• **DATA LISTING**:
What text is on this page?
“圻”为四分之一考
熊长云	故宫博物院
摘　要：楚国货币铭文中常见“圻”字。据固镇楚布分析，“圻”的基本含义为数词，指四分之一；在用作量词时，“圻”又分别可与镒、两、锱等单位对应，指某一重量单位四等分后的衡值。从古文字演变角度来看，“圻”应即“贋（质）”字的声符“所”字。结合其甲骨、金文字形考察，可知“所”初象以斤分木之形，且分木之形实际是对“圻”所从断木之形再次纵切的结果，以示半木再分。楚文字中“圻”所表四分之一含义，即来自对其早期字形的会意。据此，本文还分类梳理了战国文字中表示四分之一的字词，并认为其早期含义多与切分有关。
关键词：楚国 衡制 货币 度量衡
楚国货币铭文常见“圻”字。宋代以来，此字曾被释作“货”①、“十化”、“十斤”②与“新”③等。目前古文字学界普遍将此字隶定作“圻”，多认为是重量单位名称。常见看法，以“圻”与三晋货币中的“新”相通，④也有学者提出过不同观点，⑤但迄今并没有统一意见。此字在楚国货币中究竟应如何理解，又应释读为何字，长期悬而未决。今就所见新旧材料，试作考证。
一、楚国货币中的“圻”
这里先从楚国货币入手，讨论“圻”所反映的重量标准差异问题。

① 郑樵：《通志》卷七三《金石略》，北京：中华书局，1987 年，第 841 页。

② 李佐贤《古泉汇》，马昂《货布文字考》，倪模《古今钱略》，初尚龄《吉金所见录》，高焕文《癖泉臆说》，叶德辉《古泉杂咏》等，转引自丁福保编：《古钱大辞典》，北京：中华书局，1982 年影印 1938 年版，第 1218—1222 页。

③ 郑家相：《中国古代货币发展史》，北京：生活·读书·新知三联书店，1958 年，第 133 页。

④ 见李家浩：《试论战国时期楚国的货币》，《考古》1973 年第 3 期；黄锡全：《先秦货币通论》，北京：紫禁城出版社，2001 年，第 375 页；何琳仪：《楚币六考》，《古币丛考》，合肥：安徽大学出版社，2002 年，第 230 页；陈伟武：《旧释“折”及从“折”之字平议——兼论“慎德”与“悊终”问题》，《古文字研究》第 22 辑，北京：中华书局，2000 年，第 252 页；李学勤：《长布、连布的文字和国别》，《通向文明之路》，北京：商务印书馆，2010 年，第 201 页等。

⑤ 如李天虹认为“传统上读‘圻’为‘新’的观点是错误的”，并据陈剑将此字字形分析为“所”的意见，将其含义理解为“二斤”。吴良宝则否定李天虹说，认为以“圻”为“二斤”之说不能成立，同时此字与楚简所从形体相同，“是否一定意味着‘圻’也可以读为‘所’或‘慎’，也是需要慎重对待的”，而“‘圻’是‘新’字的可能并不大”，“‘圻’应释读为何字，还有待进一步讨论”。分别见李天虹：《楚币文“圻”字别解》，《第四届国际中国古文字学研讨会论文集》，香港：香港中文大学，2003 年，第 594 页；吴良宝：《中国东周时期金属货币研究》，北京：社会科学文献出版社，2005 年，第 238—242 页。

• **WORK INSTRUCTIONS**:
Copy out the full listing exactly.

• **REPLY**:
What text is on this page?
“圻”为四分之一考
熊长云	故宫博物院
摘　要：楚国货币铭文中常见“圻”字。据固镇楚布分析，“圻”的基本含义为数词，指四分之一；在用作量词时，“圻”又分别可与镒、两、锱等单位对应，指某一重量单位四等分后的衡值。从古文字演变角度来看，“圻”应即“贋（质）”字的声符“所”字。结合其甲骨、金文字形考察，可知“所”初象以斤分木之形，且分木之形实际是对“圻”所从断木之形再次纵切的结果，以示半木再分。楚文字中“圻”所表四分之一含义，即来自对其早期字形的会意。据此，本文还分类梳理了战国文字中表示四分之一的字词，并认为其早期含义多与切分有关。
关键词：楚国 衡制 货币 度量衡
楚国货币铭文常见“圻”字。宋代以来，此字曾被释作“货”①、“十化”、“十斤”②与“新”③等。目前古文字学界普遍将此字隶定作“圻”，多认为是重量单位名称。常见看法，以“圻”与三晋货币中的“新”相通，④也有学者提出过不同观点，⑤但迄今并没有统一意见。此字在楚国货币中究竟应如何理解，又应释读为何字，长期悬而未决。今就所见新旧材料，试作考证。
一、楚国货币中的“圻”
这里先从楚国货币入手，讨论“圻”所反映的重量标准差异问题。

① 郑樵：《通志》卷七三《金石略》，北京：中华书局，1987 年，第 841 页。

② 李佐贤《古泉汇》，马昂《货布文字考》，倪模《古今钱略》，初尚龄《吉金所见录》，高焕文《癖泉臆说》，叶德辉《古泉杂咏》等，转引自丁福保编：《古钱大辞典》，北京：中华书局，1982 年影印 1938 年版，第 1218—1222 页。

③ 郑家相：《中国古代货币发展史》，北京：生活·读书·新知三联书店，1958 年，第 133 页。

④ 见李家浩：《试论战国时期楚国的货币》，《考古》1973 年第 3 期；黄锡全：《先秦货币通论》，北京：紫禁城出版社，2001 年，第 375 页；何琳仪：《楚币六考》，《古币丛考》，合肥：安徽大学出版社，2002 年，第 230 页；陈伟武：《旧释“折”及从“折”之字平议——兼论“慎德”与“悊终”问题》，《古文字研究》第 22 辑，北京：中华书局，2000 年，第 252 页；李学勤：《长布、连布的文字和国别》，《通向文明之路》，北京：商务印书馆，2010 年，第 201 页等。

⑤ 如李天虹认为“传统上读‘圻’为‘新’的观点是错误的”，并据陈剑将此字字形分析为“所”的意见，将其含义理解为“二斤”。吴良宝则否定李天虹说，认为以“圻”为“二斤”之说不能成立，同时此字与楚简所从形体相同，“是否一定意味着‘圻’也可以读为‘所’或‘慎’，也是需要慎重对待的”，而“‘圻’是‘新’字的可能并不大”，“‘圻’应释读为何字，还有待进一步讨论”。分别见李天虹：《楚币文“圻”字别解》，《第四届国际中国古文字学研讨会论文集》，香港：香港中文大学，2003 年，第 594 页；吴良宝：《中国东周时期金属货币研究》，北京：社会科学文献出版社，2005 年，第 238—242 页。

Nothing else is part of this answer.